## TO BE DONE
Copy out each line that has "JSON" in it.

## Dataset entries
--- Begin ---

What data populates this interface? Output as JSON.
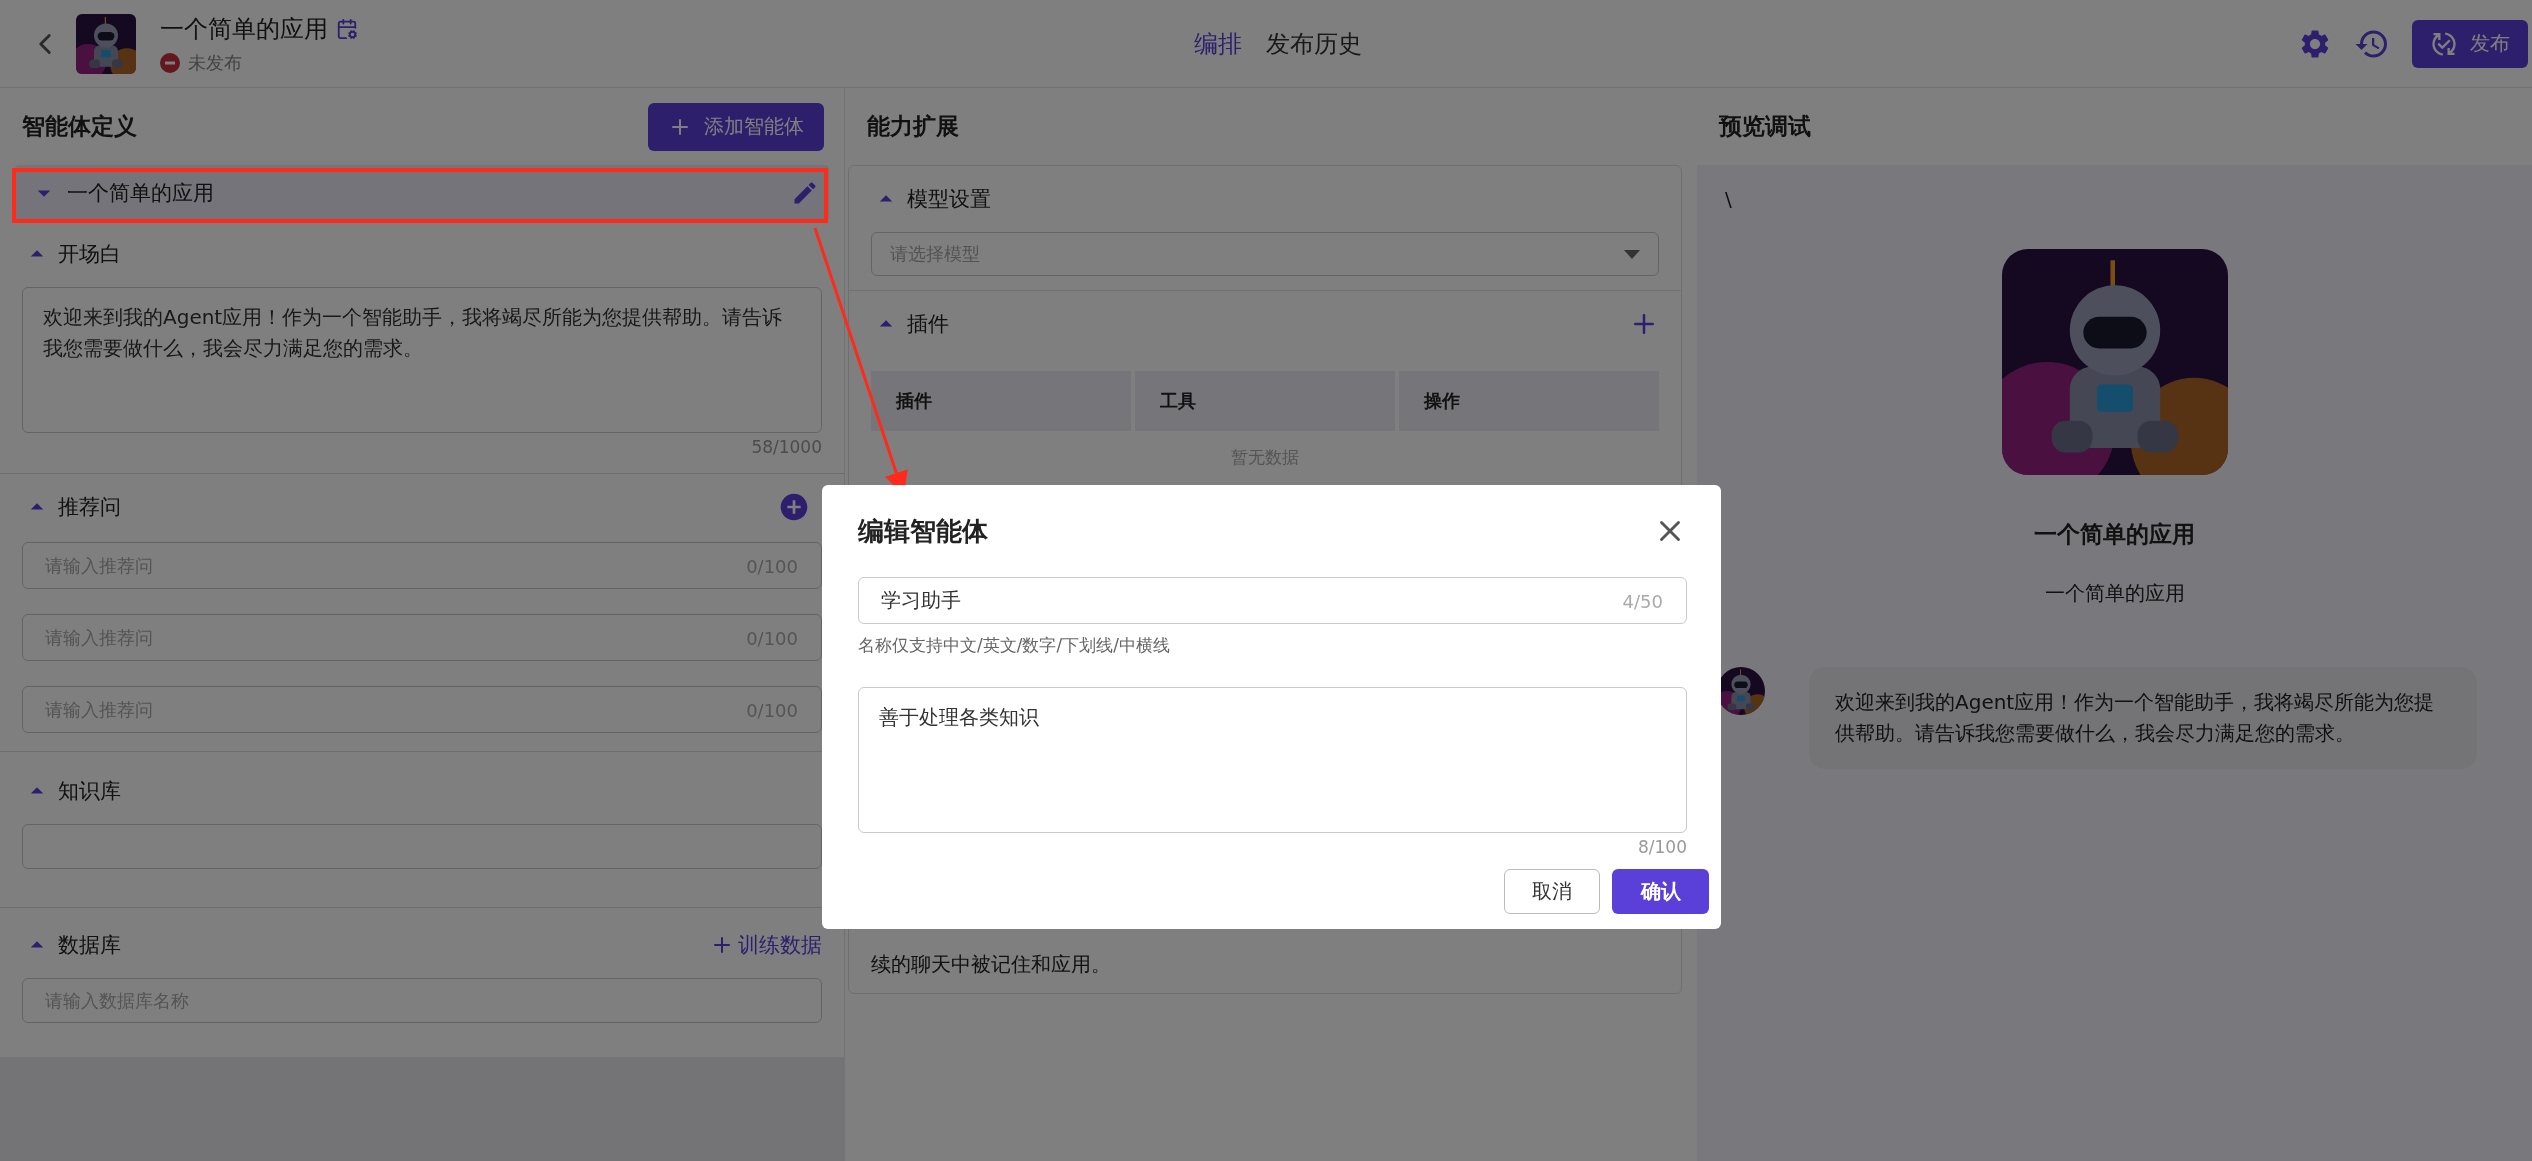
{
  "header": {
    "title": "一个简单的应用",
    "status": "未发布",
    "tabs": [
      {
        "label": "编排",
        "selected": true
      },
      {
        "label": "发布历史",
        "selected": false
      }
    ],
    "publish_button": "发布"
  },
  "definition": {
    "title": "智能体定义",
    "add_button": "添加智能体",
    "agent_name": "一个简单的应用",
    "opening": {
      "title": "开场白",
      "value": "欢迎来到我的Agent应用！作为一个智能助手，我将竭尽所能为您提供帮助。请告诉我您需要做什么，我会尽力满足您的需求。",
      "counter": "58/1000"
    },
    "suggestions": {
      "title": "推荐问",
      "fields": [
        {
          "placeholder": "请输入推荐问",
          "counter": "0/100"
        },
        {
          "placeholder": "请输入推荐问",
          "counter": "0/100"
        },
        {
          "placeholder": "请输入推荐问",
          "counter": "0/100"
        }
      ]
    },
    "knowledge": {
      "title": "知识库"
    },
    "database": {
      "title": "数据库",
      "link": "训练数据",
      "placeholder": "请输入数据库名称"
    }
  },
  "capabilities": {
    "title": "能力扩展",
    "model": {
      "title": "模型设置",
      "placeholder": "请选择模型"
    },
    "plugins": {
      "title": "插件",
      "columns": [
        "插件",
        "工具",
        "操作"
      ],
      "empty": "暂无数据"
    },
    "memory_text": "续的聊天中被记住和应用。"
  },
  "preview": {
    "title": "预览调试",
    "stray_text": "\\",
    "name": "一个简单的应用",
    "subtitle": "一个简单的应用",
    "messages": [
      {
        "text": "欢迎来到我的Agent应用！作为一个智能助手，我将竭尽所能为您提供帮助。请告诉我您需要做什么，我会尽力满足您的需求。"
      }
    ]
  },
  "dialog": {
    "title": "编辑智能体",
    "name_value": "学习助手",
    "name_counter": "4/50",
    "hint": "名称仅支持中文/英文/数字/下划线/中横线",
    "description": "善于处理各类知识",
    "description_counter": "8/100",
    "cancel": "取消",
    "confirm": "确认"
  }
}
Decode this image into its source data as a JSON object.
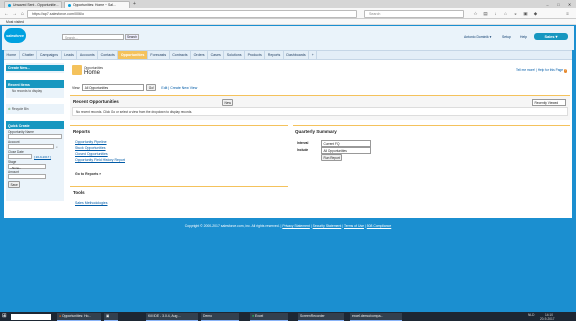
{
  "browser": {
    "tabs": [
      {
        "label": "Unsaved Sent - Opportunitie..."
      },
      {
        "label": "Opportunities: Home ~ Sal..."
      }
    ],
    "url": "https://ap7.salesforce.com/006/o",
    "search_placeholder": "Search",
    "bookmark": "Most visited"
  },
  "header": {
    "logo": "salesforce",
    "search_placeholder": "Search...",
    "search_button": "Search",
    "user_menu": "Antonio Dominik ▾",
    "setup": "Setup",
    "help": "Help",
    "app_menu": "Sales ▾"
  },
  "tabs": [
    {
      "label": "Home",
      "active": false
    },
    {
      "label": "Chatter",
      "active": false
    },
    {
      "label": "Campaigns",
      "active": false
    },
    {
      "label": "Leads",
      "active": false
    },
    {
      "label": "Accounts",
      "active": false
    },
    {
      "label": "Contacts",
      "active": false
    },
    {
      "label": "Opportunities",
      "active": true
    },
    {
      "label": "Forecasts",
      "active": false
    },
    {
      "label": "Contracts",
      "active": false
    },
    {
      "label": "Orders",
      "active": false
    },
    {
      "label": "Cases",
      "active": false
    },
    {
      "label": "Solutions",
      "active": false
    },
    {
      "label": "Products",
      "active": false
    },
    {
      "label": "Reports",
      "active": false
    },
    {
      "label": "Dashboards",
      "active": false
    },
    {
      "label": "+",
      "active": false
    }
  ],
  "sidebar": {
    "create_new": "Create New...",
    "recent_items_title": "Recent Items",
    "recent_items_empty": "No records to display",
    "recycle_bin": "Recycle Bin",
    "quick_create": {
      "title": "Quick Create",
      "name_label": "Opportunity Name",
      "account_label": "Account",
      "close_date_label": "Close Date",
      "close_date_hint": "[ 20-9-2017 ]",
      "stage_label": "Stage",
      "stage_value": "--None--",
      "amount_label": "Amount",
      "save_button": "Save"
    }
  },
  "main": {
    "breadcrumb": "Opportunities",
    "page_title": "Home",
    "tell_me_more": "Tell me more! | Help for this Page",
    "view_label": "View:",
    "view_value": "All Opportunities",
    "go_button": "Go!",
    "create_view": "Edit | Create New View",
    "recent_title": "Recent Opportunities",
    "new_button": "New",
    "recent_filter": "Recently Viewed",
    "recent_empty": "No recent records. Click Go or select a view from the dropdown to display records.",
    "reports_title": "Reports",
    "reports": [
      "Opportunity Pipeline",
      "Stuck Opportunities",
      "Closed Opportunities",
      "Opportunity Field History Report"
    ],
    "go_to_reports": "Go to Reports »",
    "quarterly_title": "Quarterly Summary",
    "interval_label": "Interval",
    "interval_value": "Current FQ",
    "include_label": "Include",
    "include_value": "All Opportunities",
    "run_report": "Run Report",
    "tools_title": "Tools",
    "tools": [
      "Sales Methodologies"
    ]
  },
  "footer": {
    "copyright": "Copyright © 2000-2017 salesforce.com, inc. All rights reserved. |",
    "links": [
      "Privacy Statement",
      "Security Statement",
      "Terms of Use",
      "508 Compliance"
    ]
  },
  "taskbar": {
    "items": [
      "",
      "Opportunities: Ho...",
      "",
      "Kill IDE - 3.0.4, Aug ...",
      "Demo",
      "Excel",
      "ScreenRecorder",
      "excel.demo/compa..."
    ],
    "lang": "NLD",
    "time": "14:10",
    "date": "20-9-2017"
  },
  "colors": {
    "brand": "#00a1e0",
    "page_bg": "#1b8fd0",
    "active_tab": "#f4c25c"
  }
}
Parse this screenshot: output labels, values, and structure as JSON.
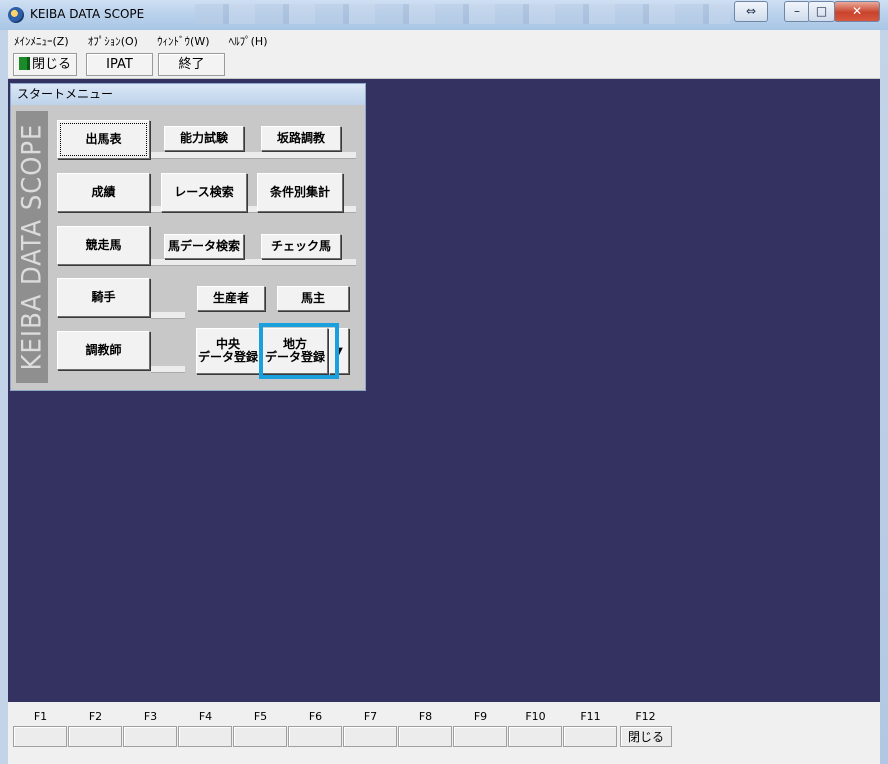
{
  "window": {
    "title": "KEIBA DATA SCOPE"
  },
  "menubar": [
    "ﾒｲﾝﾒﾆｭｰ(Z)",
    "ｵﾌﾟｼｮﾝ(O)",
    "ｳｨﾝﾄﾞｳ(W)",
    "ﾍﾙﾌﾟ(H)"
  ],
  "toolbar": {
    "close_label": "閉じる",
    "ipat_label": "IPAT",
    "exit_label": "終了"
  },
  "start_menu": {
    "title": "スタートメニュー",
    "side_logo": "KEIBA DATA SCOPE",
    "buttons": {
      "shutsuba": "出馬表",
      "noryoku": "能力試験",
      "hanro": "坂路調教",
      "seiseki": "成績",
      "race_search": "レース検索",
      "joken": "条件別集計",
      "kyosoba": "競走馬",
      "uma_search": "馬データ検索",
      "check_uma": "チェック馬",
      "kishu": "騎手",
      "seisansha": "生産者",
      "banushi": "馬主",
      "chokyoshi": "調教師",
      "chuo_line1": "中央",
      "chuo_line2": "データ登録",
      "chiho_line1": "地方",
      "chiho_line2": "データ登録"
    }
  },
  "fkeys": {
    "labels": [
      "F1",
      "F2",
      "F3",
      "F4",
      "F5",
      "F6",
      "F7",
      "F8",
      "F9",
      "F10",
      "F11",
      "F12"
    ],
    "f12_button": "閉じる"
  },
  "colors": {
    "workspace": "#343260",
    "highlight": "#1aa0dc"
  }
}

--- End ---

## WRITTEN ANSWER
What data populates this interface? Output as JSON.
Decode this image into its source data as a JSON object.
Parse this screenshot: output labels, values, and structure as JSON.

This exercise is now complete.